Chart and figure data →
╭──

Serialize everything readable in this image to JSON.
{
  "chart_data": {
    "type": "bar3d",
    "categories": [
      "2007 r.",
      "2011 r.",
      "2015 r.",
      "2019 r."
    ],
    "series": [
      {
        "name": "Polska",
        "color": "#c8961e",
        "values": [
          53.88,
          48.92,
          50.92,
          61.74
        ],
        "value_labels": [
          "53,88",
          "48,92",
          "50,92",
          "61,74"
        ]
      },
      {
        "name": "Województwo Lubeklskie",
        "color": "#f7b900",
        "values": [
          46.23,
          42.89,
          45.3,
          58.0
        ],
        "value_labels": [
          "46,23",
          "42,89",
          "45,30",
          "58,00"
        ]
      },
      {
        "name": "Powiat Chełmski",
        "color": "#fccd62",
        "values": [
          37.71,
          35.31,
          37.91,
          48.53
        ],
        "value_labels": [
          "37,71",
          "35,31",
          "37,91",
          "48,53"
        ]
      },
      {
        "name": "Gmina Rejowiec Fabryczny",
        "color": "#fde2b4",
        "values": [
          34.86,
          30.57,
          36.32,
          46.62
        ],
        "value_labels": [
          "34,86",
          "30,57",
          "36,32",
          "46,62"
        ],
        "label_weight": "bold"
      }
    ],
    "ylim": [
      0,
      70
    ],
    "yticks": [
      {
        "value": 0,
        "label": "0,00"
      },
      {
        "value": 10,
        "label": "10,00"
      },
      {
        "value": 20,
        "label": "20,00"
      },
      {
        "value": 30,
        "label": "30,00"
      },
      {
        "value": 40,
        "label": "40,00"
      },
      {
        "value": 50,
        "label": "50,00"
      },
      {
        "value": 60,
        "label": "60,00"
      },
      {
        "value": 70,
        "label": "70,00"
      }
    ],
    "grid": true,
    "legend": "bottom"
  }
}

╰──

Take the data above and return it exactly.

Serialize everything readable in this image to JSON.
{
  "chart_data": {
    "type": "bar3d",
    "categories": [
      "2007 r.",
      "2011 r.",
      "2015 r.",
      "2019 r."
    ],
    "series": [
      {
        "name": "Polska",
        "color": "#c8961e",
        "values": [
          53.88,
          48.92,
          50.92,
          61.74
        ],
        "value_labels": [
          "53,88",
          "48,92",
          "50,92",
          "61,74"
        ]
      },
      {
        "name": "Województwo Lubeklskie",
        "color": "#f7b900",
        "values": [
          46.23,
          42.89,
          45.3,
          58.0
        ],
        "value_labels": [
          "46,23",
          "42,89",
          "45,30",
          "58,00"
        ]
      },
      {
        "name": "Powiat Chełmski",
        "color": "#fccd62",
        "values": [
          37.71,
          35.31,
          37.91,
          48.53
        ],
        "value_labels": [
          "37,71",
          "35,31",
          "37,91",
          "48,53"
        ]
      },
      {
        "name": "Gmina Rejowiec Fabryczny",
        "color": "#fde2b4",
        "values": [
          34.86,
          30.57,
          36.32,
          46.62
        ],
        "value_labels": [
          "34,86",
          "30,57",
          "36,32",
          "46,62"
        ],
        "label_weight": "bold"
      }
    ],
    "ylim": [
      0,
      70
    ],
    "yticks": [
      {
        "value": 0,
        "label": "0,00"
      },
      {
        "value": 10,
        "label": "10,00"
      },
      {
        "value": 20,
        "label": "20,00"
      },
      {
        "value": 30,
        "label": "30,00"
      },
      {
        "value": 40,
        "label": "40,00"
      },
      {
        "value": 50,
        "label": "50,00"
      },
      {
        "value": 60,
        "label": "60,00"
      },
      {
        "value": 70,
        "label": "70,00"
      }
    ],
    "grid": true,
    "legend": "bottom"
  }
}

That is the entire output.